── Data entries ──

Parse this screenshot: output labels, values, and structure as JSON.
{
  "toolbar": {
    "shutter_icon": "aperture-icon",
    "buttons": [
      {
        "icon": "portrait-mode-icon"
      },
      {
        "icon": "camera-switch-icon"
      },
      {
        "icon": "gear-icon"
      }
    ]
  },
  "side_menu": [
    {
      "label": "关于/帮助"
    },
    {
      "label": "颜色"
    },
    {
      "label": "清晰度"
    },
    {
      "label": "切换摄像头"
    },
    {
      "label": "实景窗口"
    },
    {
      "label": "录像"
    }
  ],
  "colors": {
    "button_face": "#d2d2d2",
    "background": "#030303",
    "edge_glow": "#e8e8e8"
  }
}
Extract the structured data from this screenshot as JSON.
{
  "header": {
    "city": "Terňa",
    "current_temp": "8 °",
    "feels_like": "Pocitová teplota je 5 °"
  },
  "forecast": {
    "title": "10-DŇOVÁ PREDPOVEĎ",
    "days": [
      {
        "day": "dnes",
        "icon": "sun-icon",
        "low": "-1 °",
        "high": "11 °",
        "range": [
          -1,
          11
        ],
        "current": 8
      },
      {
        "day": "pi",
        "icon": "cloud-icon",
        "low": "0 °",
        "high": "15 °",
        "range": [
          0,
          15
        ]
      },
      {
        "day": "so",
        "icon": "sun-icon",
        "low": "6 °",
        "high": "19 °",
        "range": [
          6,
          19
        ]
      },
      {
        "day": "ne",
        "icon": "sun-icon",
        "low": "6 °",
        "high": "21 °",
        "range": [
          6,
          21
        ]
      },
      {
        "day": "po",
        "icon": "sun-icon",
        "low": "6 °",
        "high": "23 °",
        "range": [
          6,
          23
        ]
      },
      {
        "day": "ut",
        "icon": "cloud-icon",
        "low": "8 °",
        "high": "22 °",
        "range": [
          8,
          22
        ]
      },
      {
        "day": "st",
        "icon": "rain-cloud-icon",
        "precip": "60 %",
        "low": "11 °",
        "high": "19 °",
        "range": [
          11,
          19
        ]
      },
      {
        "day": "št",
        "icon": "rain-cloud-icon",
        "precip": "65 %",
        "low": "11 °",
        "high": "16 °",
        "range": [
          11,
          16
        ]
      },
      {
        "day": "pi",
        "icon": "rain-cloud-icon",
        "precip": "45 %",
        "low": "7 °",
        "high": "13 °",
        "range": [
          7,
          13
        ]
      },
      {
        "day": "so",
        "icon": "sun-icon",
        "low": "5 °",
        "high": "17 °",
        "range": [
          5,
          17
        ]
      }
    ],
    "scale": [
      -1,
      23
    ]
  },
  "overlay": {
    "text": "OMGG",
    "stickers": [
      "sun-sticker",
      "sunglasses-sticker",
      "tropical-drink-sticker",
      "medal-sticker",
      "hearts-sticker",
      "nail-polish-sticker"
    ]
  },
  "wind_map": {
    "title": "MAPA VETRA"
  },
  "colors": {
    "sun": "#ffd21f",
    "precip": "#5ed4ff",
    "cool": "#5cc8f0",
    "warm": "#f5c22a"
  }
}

───

• _The exercise_
Where a line contains "screenshot", copy that line.

• _Problem solution_
Parse this screenshot: output labels, values, and structure as JSON.
Extract the structured data from this screenshot as JSON.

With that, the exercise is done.